**PROBLEM TO WORK ON:** Every record below must be written out exactly. Leave out the pictures.
(RECORD EXTRACTS begins)
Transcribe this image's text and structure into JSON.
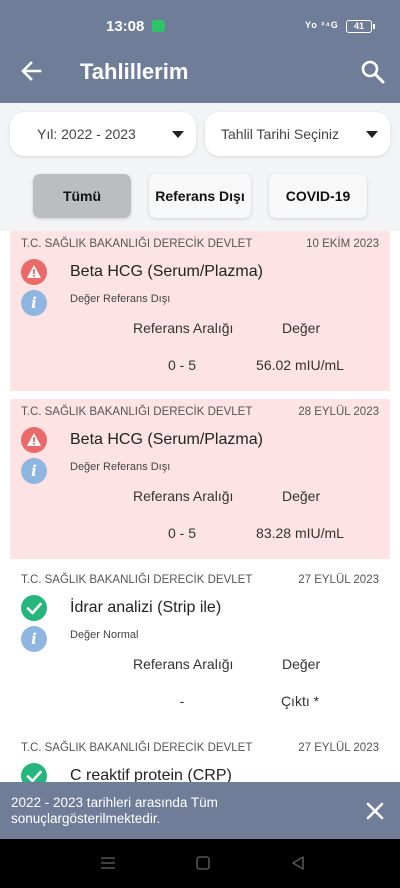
{
  "status_bar": {
    "time": "13:08",
    "signal_text": "Yo ²⁴G ",
    "battery": "41"
  },
  "app_bar": {
    "title": "Tahlillerim",
    "back_icon": "arrow-left-icon",
    "search_icon": "search-icon"
  },
  "filters": {
    "year_label": "Yıl: 2022 - 2023",
    "date_placeholder": "Tahlil Tarihi Seçiniz"
  },
  "tabs": [
    {
      "label": "Tümü",
      "selected": true
    },
    {
      "label": "Referans Dışı",
      "selected": false
    },
    {
      "label": "COVID-19",
      "selected": false
    }
  ],
  "column_headers": {
    "reference": "Referans Aralığı",
    "value": "Değer"
  },
  "results": [
    {
      "institution": "T.C. SAĞLIK BAKANLIĞI DERECİK DEVLET",
      "date": "10 EKİM 2023",
      "test_name": "Beta HCG (Serum/Plazma)",
      "status_text": "Değer Referans Dışı",
      "status": "abnormal",
      "reference": "0 - 5",
      "value": "56.02 mIU/mL"
    },
    {
      "institution": "T.C. SAĞLIK BAKANLIĞI DERECİK DEVLET",
      "date": "28 EYLÜL 2023",
      "test_name": "Beta HCG (Serum/Plazma)",
      "status_text": "Değer Referans Dışı",
      "status": "abnormal",
      "reference": "0 - 5",
      "value": "83.28 mIU/mL"
    },
    {
      "institution": "T.C. SAĞLIK BAKANLIĞI DERECİK DEVLET",
      "date": "27 EYLÜL 2023",
      "test_name": "İdrar analizi (Strip ile)",
      "status_text": "Değer Normal",
      "status": "normal",
      "reference": "-",
      "value": "Çıktı *"
    },
    {
      "institution": "T.C. SAĞLIK BAKANLIĞI DERECİK DEVLET",
      "date": "27 EYLÜL 2023",
      "test_name": "C reaktif protein (CRP)",
      "status_text": "",
      "status": "normal",
      "reference": "",
      "value": ""
    }
  ],
  "snackbar": {
    "message": "2022 - 2023 tarihleri arasında Tüm sonuçlargösterilmektedir.",
    "close_icon": "close-icon"
  },
  "colors": {
    "primary": "#6f7d99",
    "abnormal_bg": "#fde3e4",
    "warning": "#ea6a6a",
    "normal": "#26b57c",
    "info": "#8fb6e0"
  }
}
(RECORD EXTRACTS ends)
**SOLUTION FOR THIS EXERCISE:**
Transcribe this image's text and structure into JSON.
{
  "status_bar": {
    "time": "13:08",
    "signal_text": "Yo ²⁴G ",
    "battery": "41"
  },
  "app_bar": {
    "title": "Tahlillerim",
    "back_icon": "arrow-left-icon",
    "search_icon": "search-icon"
  },
  "filters": {
    "year_label": "Yıl: 2022 - 2023",
    "date_placeholder": "Tahlil Tarihi Seçiniz"
  },
  "tabs": [
    {
      "label": "Tümü",
      "selected": true
    },
    {
      "label": "Referans Dışı",
      "selected": false
    },
    {
      "label": "COVID-19",
      "selected": false
    }
  ],
  "column_headers": {
    "reference": "Referans Aralığı",
    "value": "Değer"
  },
  "results": [
    {
      "institution": "T.C. SAĞLIK BAKANLIĞI DERECİK DEVLET",
      "date": "10 EKİM 2023",
      "test_name": "Beta HCG (Serum/Plazma)",
      "status_text": "Değer Referans Dışı",
      "status": "abnormal",
      "reference": "0 - 5",
      "value": "56.02 mIU/mL"
    },
    {
      "institution": "T.C. SAĞLIK BAKANLIĞI DERECİK DEVLET",
      "date": "28 EYLÜL 2023",
      "test_name": "Beta HCG (Serum/Plazma)",
      "status_text": "Değer Referans Dışı",
      "status": "abnormal",
      "reference": "0 - 5",
      "value": "83.28 mIU/mL"
    },
    {
      "institution": "T.C. SAĞLIK BAKANLIĞI DERECİK DEVLET",
      "date": "27 EYLÜL 2023",
      "test_name": "İdrar analizi (Strip ile)",
      "status_text": "Değer Normal",
      "status": "normal",
      "reference": "-",
      "value": "Çıktı *"
    },
    {
      "institution": "T.C. SAĞLIK BAKANLIĞI DERECİK DEVLET",
      "date": "27 EYLÜL 2023",
      "test_name": "C reaktif protein (CRP)",
      "status_text": "",
      "status": "normal",
      "reference": "",
      "value": ""
    }
  ],
  "snackbar": {
    "message": "2022 - 2023 tarihleri arasında Tüm sonuçlargösterilmektedir.",
    "close_icon": "close-icon"
  },
  "colors": {
    "primary": "#6f7d99",
    "abnormal_bg": "#fde3e4",
    "warning": "#ea6a6a",
    "normal": "#26b57c",
    "info": "#8fb6e0"
  }
}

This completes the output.